DATA ENTRIES:
** begin **

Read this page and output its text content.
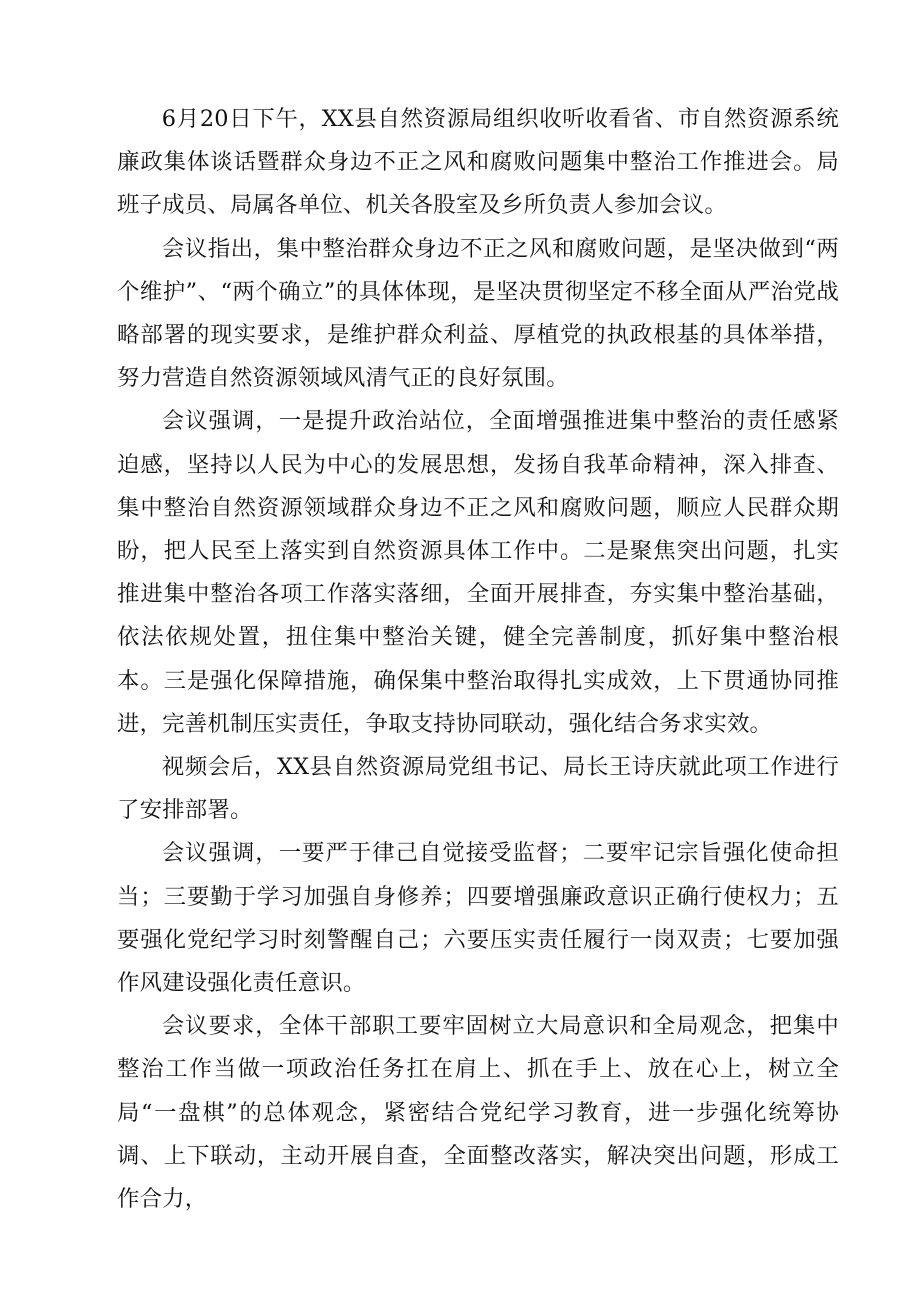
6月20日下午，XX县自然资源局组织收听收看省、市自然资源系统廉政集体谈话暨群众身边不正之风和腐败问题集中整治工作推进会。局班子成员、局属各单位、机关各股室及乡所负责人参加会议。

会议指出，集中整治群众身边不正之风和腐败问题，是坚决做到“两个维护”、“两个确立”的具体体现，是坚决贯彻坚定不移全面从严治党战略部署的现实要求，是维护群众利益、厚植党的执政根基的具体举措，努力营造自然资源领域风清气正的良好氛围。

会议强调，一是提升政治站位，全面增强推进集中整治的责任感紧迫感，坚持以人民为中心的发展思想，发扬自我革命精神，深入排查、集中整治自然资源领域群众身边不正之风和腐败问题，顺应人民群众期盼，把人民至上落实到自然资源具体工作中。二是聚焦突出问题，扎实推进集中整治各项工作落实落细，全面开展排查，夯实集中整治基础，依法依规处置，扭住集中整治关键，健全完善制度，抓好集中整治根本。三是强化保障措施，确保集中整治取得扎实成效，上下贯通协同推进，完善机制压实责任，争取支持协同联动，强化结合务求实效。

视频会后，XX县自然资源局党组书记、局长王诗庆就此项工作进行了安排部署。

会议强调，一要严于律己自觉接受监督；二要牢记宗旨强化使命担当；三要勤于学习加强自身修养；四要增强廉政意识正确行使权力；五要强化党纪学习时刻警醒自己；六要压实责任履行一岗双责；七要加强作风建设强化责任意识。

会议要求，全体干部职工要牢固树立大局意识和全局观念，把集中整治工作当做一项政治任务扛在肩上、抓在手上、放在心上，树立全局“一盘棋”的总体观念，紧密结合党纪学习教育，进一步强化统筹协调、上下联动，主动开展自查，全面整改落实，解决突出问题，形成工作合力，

** end **
** begin **

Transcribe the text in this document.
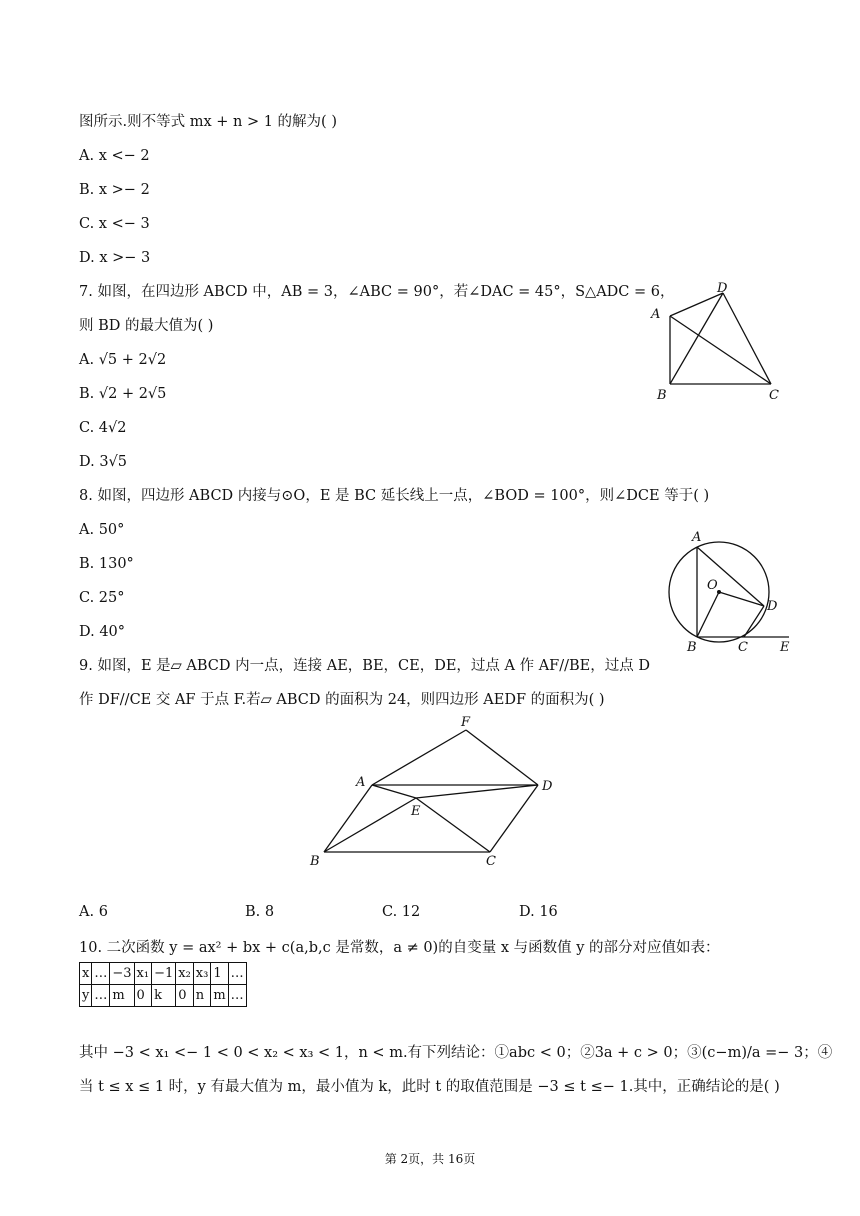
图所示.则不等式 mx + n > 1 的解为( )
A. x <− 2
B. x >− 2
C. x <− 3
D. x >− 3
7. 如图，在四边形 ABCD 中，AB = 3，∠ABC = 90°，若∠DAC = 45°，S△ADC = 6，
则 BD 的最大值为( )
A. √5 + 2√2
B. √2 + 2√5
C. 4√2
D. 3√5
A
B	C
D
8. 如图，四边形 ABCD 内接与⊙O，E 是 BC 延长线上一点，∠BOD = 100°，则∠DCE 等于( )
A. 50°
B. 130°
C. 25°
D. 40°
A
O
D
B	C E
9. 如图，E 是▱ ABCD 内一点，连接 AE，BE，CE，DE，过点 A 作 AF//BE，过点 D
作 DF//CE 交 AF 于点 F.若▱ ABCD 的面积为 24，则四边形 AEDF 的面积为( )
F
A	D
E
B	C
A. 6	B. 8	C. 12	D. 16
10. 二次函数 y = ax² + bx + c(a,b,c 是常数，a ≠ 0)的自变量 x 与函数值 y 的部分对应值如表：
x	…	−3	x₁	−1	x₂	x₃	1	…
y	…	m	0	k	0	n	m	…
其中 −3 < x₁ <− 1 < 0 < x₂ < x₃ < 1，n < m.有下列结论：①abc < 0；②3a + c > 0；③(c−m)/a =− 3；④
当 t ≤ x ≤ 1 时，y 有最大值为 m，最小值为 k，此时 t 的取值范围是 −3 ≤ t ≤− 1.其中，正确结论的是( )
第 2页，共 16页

** end **
** begin **

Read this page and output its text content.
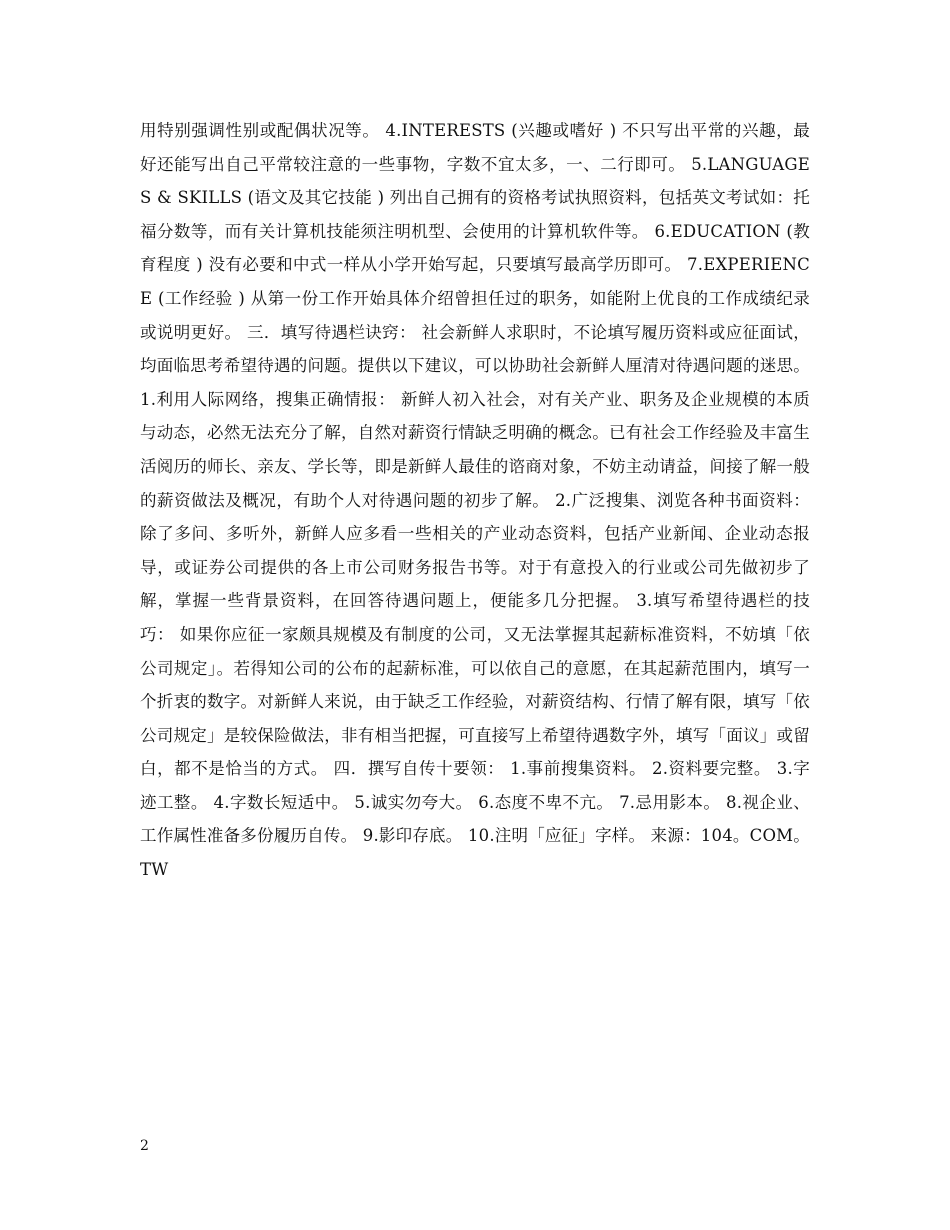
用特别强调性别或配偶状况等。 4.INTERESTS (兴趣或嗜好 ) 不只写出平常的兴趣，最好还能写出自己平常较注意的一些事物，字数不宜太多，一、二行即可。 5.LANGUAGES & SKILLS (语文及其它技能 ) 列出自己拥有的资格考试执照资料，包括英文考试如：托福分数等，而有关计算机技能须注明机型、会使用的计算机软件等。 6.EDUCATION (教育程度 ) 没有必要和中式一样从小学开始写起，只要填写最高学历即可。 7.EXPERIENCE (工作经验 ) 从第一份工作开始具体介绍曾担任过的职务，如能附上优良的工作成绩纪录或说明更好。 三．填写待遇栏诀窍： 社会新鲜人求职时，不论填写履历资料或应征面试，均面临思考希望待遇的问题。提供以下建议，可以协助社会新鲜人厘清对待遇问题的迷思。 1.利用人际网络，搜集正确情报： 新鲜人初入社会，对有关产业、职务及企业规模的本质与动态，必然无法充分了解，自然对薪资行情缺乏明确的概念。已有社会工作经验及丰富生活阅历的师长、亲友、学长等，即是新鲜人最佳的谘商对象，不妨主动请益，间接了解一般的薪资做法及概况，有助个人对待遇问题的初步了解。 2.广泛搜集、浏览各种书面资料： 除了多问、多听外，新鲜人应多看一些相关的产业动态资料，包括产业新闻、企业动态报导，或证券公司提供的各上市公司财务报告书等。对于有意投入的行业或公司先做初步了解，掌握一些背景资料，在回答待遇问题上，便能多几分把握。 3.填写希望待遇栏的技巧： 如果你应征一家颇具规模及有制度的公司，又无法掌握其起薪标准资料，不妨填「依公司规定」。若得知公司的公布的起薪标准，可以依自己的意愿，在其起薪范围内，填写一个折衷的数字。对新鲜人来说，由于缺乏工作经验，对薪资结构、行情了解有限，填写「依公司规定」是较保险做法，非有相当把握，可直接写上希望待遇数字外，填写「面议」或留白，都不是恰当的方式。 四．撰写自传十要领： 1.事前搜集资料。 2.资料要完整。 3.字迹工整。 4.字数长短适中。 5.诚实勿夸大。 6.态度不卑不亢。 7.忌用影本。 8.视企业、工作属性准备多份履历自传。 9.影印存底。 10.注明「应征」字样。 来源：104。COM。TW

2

** end **

What is the number of lines that contain "ABCD"? Reply with that number alone.

COMPLETE RESPONSE: 4